#### [YOUR INSTRUCTIONS]
When you come to a picture, pass over it, and set down the entries below exactly.

Content starts

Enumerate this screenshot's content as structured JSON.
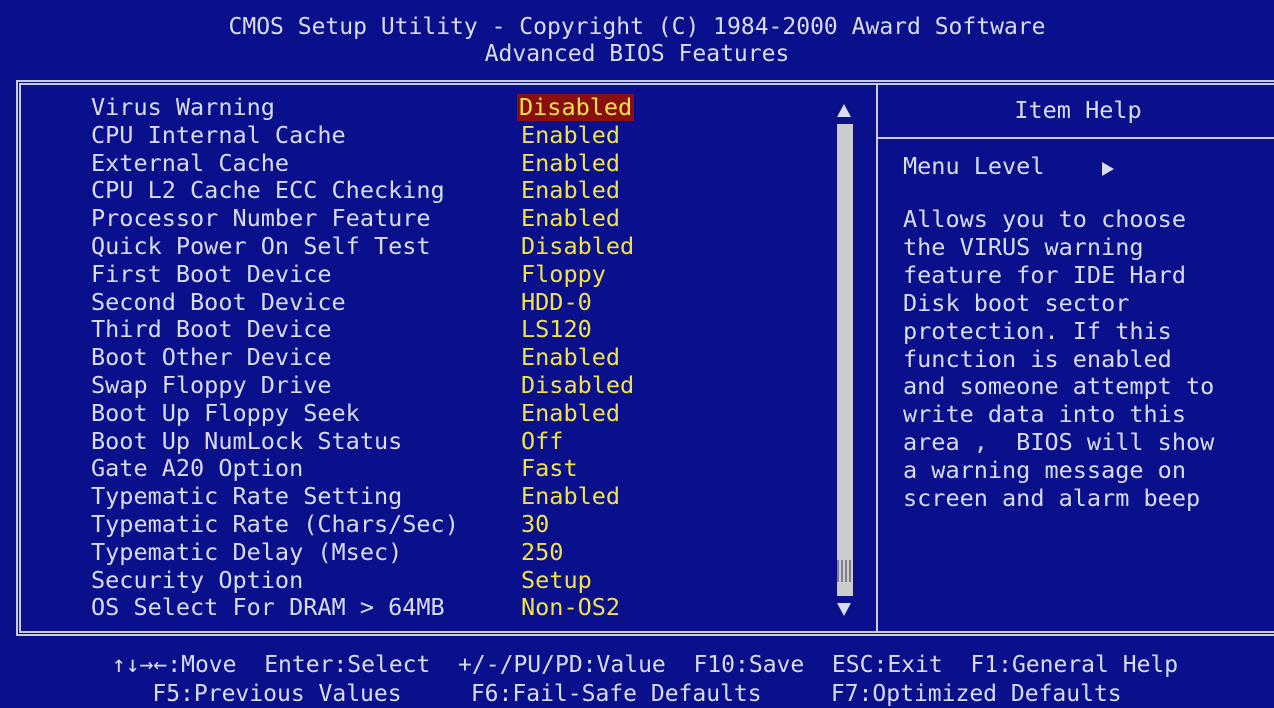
{
  "header": {
    "title": "CMOS Setup Utility - Copyright (C) 1984-2000 Award Software",
    "subtitle": "Advanced BIOS Features"
  },
  "settings": [
    {
      "label": "Virus Warning",
      "value": "Disabled",
      "selected": true
    },
    {
      "label": "CPU Internal Cache",
      "value": "Enabled"
    },
    {
      "label": "External Cache",
      "value": "Enabled"
    },
    {
      "label": "CPU L2 Cache ECC Checking",
      "value": "Enabled"
    },
    {
      "label": "Processor Number Feature",
      "value": "Enabled"
    },
    {
      "label": "Quick Power On Self Test",
      "value": "Disabled"
    },
    {
      "label": "First Boot Device",
      "value": "Floppy"
    },
    {
      "label": "Second Boot Device",
      "value": "HDD-0"
    },
    {
      "label": "Third Boot Device",
      "value": "LS120"
    },
    {
      "label": "Boot Other Device",
      "value": "Enabled"
    },
    {
      "label": "Swap Floppy Drive",
      "value": "Disabled"
    },
    {
      "label": "Boot Up Floppy Seek",
      "value": "Enabled"
    },
    {
      "label": "Boot Up NumLock Status",
      "value": "Off"
    },
    {
      "label": "Gate A20 Option",
      "value": "Fast"
    },
    {
      "label": "Typematic Rate Setting",
      "value": "Enabled"
    },
    {
      "label": "Typematic Rate (Chars/Sec)",
      "value": "30"
    },
    {
      "label": "Typematic Delay (Msec)",
      "value": "250"
    },
    {
      "label": "Security Option",
      "value": "Setup"
    },
    {
      "label": "OS Select For DRAM > 64MB",
      "value": "Non-OS2"
    }
  ],
  "help": {
    "title": "Item Help",
    "menu_level": "Menu Level",
    "lines": [
      "Allows you to choose",
      "the VIRUS warning",
      "feature for IDE Hard",
      "Disk boot sector",
      "protection. If this",
      "function is enabled",
      "and someone attempt to",
      "write data into this",
      "area ,  BIOS will show",
      "a warning message on",
      "screen and alarm beep"
    ]
  },
  "footer": {
    "line1": "↑↓→←:Move  Enter:Select  +/-/PU/PD:Value  F10:Save  ESC:Exit  F1:General Help",
    "line2": "F5:Previous Values     F6:Fail-Safe Defaults     F7:Optimized Defaults"
  },
  "icons": {
    "scroll_up": "triangle-up-icon",
    "scroll_down": "triangle-down-icon",
    "menu_level_arrow": "triangle-right-icon"
  },
  "colors": {
    "background": "#0a0f8c",
    "value_text": "#f0e248",
    "label_text": "#d8dcec",
    "selection": "#8a0f10"
  }
}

Content ends

#### [ANSWER SECTION]
Enumerate this screenshot's content as structured JSON.
{
  "header": {
    "title": "CMOS Setup Utility - Copyright (C) 1984-2000 Award Software",
    "subtitle": "Advanced BIOS Features"
  },
  "settings": [
    {
      "label": "Virus Warning",
      "value": "Disabled",
      "selected": true
    },
    {
      "label": "CPU Internal Cache",
      "value": "Enabled"
    },
    {
      "label": "External Cache",
      "value": "Enabled"
    },
    {
      "label": "CPU L2 Cache ECC Checking",
      "value": "Enabled"
    },
    {
      "label": "Processor Number Feature",
      "value": "Enabled"
    },
    {
      "label": "Quick Power On Self Test",
      "value": "Disabled"
    },
    {
      "label": "First Boot Device",
      "value": "Floppy"
    },
    {
      "label": "Second Boot Device",
      "value": "HDD-0"
    },
    {
      "label": "Third Boot Device",
      "value": "LS120"
    },
    {
      "label": "Boot Other Device",
      "value": "Enabled"
    },
    {
      "label": "Swap Floppy Drive",
      "value": "Disabled"
    },
    {
      "label": "Boot Up Floppy Seek",
      "value": "Enabled"
    },
    {
      "label": "Boot Up NumLock Status",
      "value": "Off"
    },
    {
      "label": "Gate A20 Option",
      "value": "Fast"
    },
    {
      "label": "Typematic Rate Setting",
      "value": "Enabled"
    },
    {
      "label": "Typematic Rate (Chars/Sec)",
      "value": "30"
    },
    {
      "label": "Typematic Delay (Msec)",
      "value": "250"
    },
    {
      "label": "Security Option",
      "value": "Setup"
    },
    {
      "label": "OS Select For DRAM > 64MB",
      "value": "Non-OS2"
    }
  ],
  "help": {
    "title": "Item Help",
    "menu_level": "Menu Level",
    "lines": [
      "Allows you to choose",
      "the VIRUS warning",
      "feature for IDE Hard",
      "Disk boot sector",
      "protection. If this",
      "function is enabled",
      "and someone attempt to",
      "write data into this",
      "area ,  BIOS will show",
      "a warning message on",
      "screen and alarm beep"
    ]
  },
  "footer": {
    "line1": "↑↓→←:Move  Enter:Select  +/-/PU/PD:Value  F10:Save  ESC:Exit  F1:General Help",
    "line2": "F5:Previous Values     F6:Fail-Safe Defaults     F7:Optimized Defaults"
  },
  "icons": {
    "scroll_up": "triangle-up-icon",
    "scroll_down": "triangle-down-icon",
    "menu_level_arrow": "triangle-right-icon"
  },
  "colors": {
    "background": "#0a0f8c",
    "value_text": "#f0e248",
    "label_text": "#d8dcec",
    "selection": "#8a0f10"
  }
}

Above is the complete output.